> [WHAT IS EXPECTED]:
Restate all of the data exactly.

— Start of DATA SHOWN —

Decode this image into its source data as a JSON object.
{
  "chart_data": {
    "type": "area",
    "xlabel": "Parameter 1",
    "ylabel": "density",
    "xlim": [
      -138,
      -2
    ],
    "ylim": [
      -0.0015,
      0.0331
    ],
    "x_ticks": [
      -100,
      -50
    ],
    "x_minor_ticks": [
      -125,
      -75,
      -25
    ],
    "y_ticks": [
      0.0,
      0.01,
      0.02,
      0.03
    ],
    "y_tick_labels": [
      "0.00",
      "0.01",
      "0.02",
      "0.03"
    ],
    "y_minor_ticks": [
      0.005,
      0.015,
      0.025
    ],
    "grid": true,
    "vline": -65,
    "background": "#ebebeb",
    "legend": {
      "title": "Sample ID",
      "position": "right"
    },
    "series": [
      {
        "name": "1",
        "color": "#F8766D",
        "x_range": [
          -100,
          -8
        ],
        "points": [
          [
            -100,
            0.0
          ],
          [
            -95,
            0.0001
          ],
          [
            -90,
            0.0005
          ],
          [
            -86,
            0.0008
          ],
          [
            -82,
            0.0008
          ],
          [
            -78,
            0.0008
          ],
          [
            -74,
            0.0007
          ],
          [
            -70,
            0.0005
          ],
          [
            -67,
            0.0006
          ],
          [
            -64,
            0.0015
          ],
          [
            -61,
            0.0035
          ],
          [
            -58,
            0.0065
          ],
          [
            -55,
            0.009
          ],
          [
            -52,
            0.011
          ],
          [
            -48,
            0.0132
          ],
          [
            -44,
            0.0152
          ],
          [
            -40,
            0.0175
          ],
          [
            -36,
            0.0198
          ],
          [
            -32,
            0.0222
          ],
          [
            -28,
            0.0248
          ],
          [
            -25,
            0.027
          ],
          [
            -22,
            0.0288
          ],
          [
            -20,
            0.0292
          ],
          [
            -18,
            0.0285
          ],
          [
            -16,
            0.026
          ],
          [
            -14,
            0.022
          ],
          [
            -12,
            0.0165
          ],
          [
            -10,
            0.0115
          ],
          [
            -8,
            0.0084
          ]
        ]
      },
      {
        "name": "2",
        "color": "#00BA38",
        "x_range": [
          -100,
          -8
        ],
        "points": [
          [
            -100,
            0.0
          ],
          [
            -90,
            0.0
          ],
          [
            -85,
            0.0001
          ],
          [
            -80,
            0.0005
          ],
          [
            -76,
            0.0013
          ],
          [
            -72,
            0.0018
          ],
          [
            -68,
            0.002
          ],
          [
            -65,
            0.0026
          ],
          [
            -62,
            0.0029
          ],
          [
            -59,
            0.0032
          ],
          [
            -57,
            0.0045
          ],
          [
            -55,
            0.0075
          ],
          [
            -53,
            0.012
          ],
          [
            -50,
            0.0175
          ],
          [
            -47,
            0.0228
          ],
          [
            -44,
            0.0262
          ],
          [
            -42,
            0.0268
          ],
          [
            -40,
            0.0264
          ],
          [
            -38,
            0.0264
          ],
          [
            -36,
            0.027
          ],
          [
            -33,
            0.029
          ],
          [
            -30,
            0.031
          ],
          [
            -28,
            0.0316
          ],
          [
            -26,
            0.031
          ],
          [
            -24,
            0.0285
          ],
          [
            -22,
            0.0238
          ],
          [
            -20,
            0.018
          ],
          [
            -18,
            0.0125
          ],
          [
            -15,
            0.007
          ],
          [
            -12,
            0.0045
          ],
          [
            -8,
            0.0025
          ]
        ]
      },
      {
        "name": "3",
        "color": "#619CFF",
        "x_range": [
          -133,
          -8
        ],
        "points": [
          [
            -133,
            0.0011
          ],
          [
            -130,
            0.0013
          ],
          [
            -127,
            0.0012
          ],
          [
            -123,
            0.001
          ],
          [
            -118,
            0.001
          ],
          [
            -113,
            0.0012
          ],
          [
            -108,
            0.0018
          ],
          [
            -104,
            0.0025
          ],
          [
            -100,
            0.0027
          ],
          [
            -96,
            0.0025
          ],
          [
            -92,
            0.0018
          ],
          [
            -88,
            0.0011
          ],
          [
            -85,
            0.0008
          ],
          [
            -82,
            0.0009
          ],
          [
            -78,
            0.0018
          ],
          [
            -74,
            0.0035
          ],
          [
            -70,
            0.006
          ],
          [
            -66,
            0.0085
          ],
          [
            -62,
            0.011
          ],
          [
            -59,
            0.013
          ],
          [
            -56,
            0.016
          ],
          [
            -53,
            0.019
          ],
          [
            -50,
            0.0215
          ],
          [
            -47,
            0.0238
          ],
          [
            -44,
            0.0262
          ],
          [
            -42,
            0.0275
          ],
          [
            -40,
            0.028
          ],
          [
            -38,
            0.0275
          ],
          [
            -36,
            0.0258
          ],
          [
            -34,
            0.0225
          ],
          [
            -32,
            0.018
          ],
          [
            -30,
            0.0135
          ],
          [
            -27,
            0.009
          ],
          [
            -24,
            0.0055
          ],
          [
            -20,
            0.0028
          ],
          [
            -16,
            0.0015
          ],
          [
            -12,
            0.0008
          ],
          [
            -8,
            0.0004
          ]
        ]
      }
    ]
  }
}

— End of DATA SHOWN —

> [OUTPUT OF THE EXERCISE]:
Decode this image into its source data as a JSON object.
{
  "chart_data": {
    "type": "area",
    "xlabel": "Parameter 1",
    "ylabel": "density",
    "xlim": [
      -138,
      -2
    ],
    "ylim": [
      -0.0015,
      0.0331
    ],
    "x_ticks": [
      -100,
      -50
    ],
    "x_minor_ticks": [
      -125,
      -75,
      -25
    ],
    "y_ticks": [
      0.0,
      0.01,
      0.02,
      0.03
    ],
    "y_tick_labels": [
      "0.00",
      "0.01",
      "0.02",
      "0.03"
    ],
    "y_minor_ticks": [
      0.005,
      0.015,
      0.025
    ],
    "grid": true,
    "vline": -65,
    "background": "#ebebeb",
    "legend": {
      "title": "Sample ID",
      "position": "right"
    },
    "series": [
      {
        "name": "1",
        "color": "#F8766D",
        "x_range": [
          -100,
          -8
        ],
        "points": [
          [
            -100,
            0.0
          ],
          [
            -95,
            0.0001
          ],
          [
            -90,
            0.0005
          ],
          [
            -86,
            0.0008
          ],
          [
            -82,
            0.0008
          ],
          [
            -78,
            0.0008
          ],
          [
            -74,
            0.0007
          ],
          [
            -70,
            0.0005
          ],
          [
            -67,
            0.0006
          ],
          [
            -64,
            0.0015
          ],
          [
            -61,
            0.0035
          ],
          [
            -58,
            0.0065
          ],
          [
            -55,
            0.009
          ],
          [
            -52,
            0.011
          ],
          [
            -48,
            0.0132
          ],
          [
            -44,
            0.0152
          ],
          [
            -40,
            0.0175
          ],
          [
            -36,
            0.0198
          ],
          [
            -32,
            0.0222
          ],
          [
            -28,
            0.0248
          ],
          [
            -25,
            0.027
          ],
          [
            -22,
            0.0288
          ],
          [
            -20,
            0.0292
          ],
          [
            -18,
            0.0285
          ],
          [
            -16,
            0.026
          ],
          [
            -14,
            0.022
          ],
          [
            -12,
            0.0165
          ],
          [
            -10,
            0.0115
          ],
          [
            -8,
            0.0084
          ]
        ]
      },
      {
        "name": "2",
        "color": "#00BA38",
        "x_range": [
          -100,
          -8
        ],
        "points": [
          [
            -100,
            0.0
          ],
          [
            -90,
            0.0
          ],
          [
            -85,
            0.0001
          ],
          [
            -80,
            0.0005
          ],
          [
            -76,
            0.0013
          ],
          [
            -72,
            0.0018
          ],
          [
            -68,
            0.002
          ],
          [
            -65,
            0.0026
          ],
          [
            -62,
            0.0029
          ],
          [
            -59,
            0.0032
          ],
          [
            -57,
            0.0045
          ],
          [
            -55,
            0.0075
          ],
          [
            -53,
            0.012
          ],
          [
            -50,
            0.0175
          ],
          [
            -47,
            0.0228
          ],
          [
            -44,
            0.0262
          ],
          [
            -42,
            0.0268
          ],
          [
            -40,
            0.0264
          ],
          [
            -38,
            0.0264
          ],
          [
            -36,
            0.027
          ],
          [
            -33,
            0.029
          ],
          [
            -30,
            0.031
          ],
          [
            -28,
            0.0316
          ],
          [
            -26,
            0.031
          ],
          [
            -24,
            0.0285
          ],
          [
            -22,
            0.0238
          ],
          [
            -20,
            0.018
          ],
          [
            -18,
            0.0125
          ],
          [
            -15,
            0.007
          ],
          [
            -12,
            0.0045
          ],
          [
            -8,
            0.0025
          ]
        ]
      },
      {
        "name": "3",
        "color": "#619CFF",
        "x_range": [
          -133,
          -8
        ],
        "points": [
          [
            -133,
            0.0011
          ],
          [
            -130,
            0.0013
          ],
          [
            -127,
            0.0012
          ],
          [
            -123,
            0.001
          ],
          [
            -118,
            0.001
          ],
          [
            -113,
            0.0012
          ],
          [
            -108,
            0.0018
          ],
          [
            -104,
            0.0025
          ],
          [
            -100,
            0.0027
          ],
          [
            -96,
            0.0025
          ],
          [
            -92,
            0.0018
          ],
          [
            -88,
            0.0011
          ],
          [
            -85,
            0.0008
          ],
          [
            -82,
            0.0009
          ],
          [
            -78,
            0.0018
          ],
          [
            -74,
            0.0035
          ],
          [
            -70,
            0.006
          ],
          [
            -66,
            0.0085
          ],
          [
            -62,
            0.011
          ],
          [
            -59,
            0.013
          ],
          [
            -56,
            0.016
          ],
          [
            -53,
            0.019
          ],
          [
            -50,
            0.0215
          ],
          [
            -47,
            0.0238
          ],
          [
            -44,
            0.0262
          ],
          [
            -42,
            0.0275
          ],
          [
            -40,
            0.028
          ],
          [
            -38,
            0.0275
          ],
          [
            -36,
            0.0258
          ],
          [
            -34,
            0.0225
          ],
          [
            -32,
            0.018
          ],
          [
            -30,
            0.0135
          ],
          [
            -27,
            0.009
          ],
          [
            -24,
            0.0055
          ],
          [
            -20,
            0.0028
          ],
          [
            -16,
            0.0015
          ],
          [
            -12,
            0.0008
          ],
          [
            -8,
            0.0004
          ]
        ]
      }
    ]
  }
}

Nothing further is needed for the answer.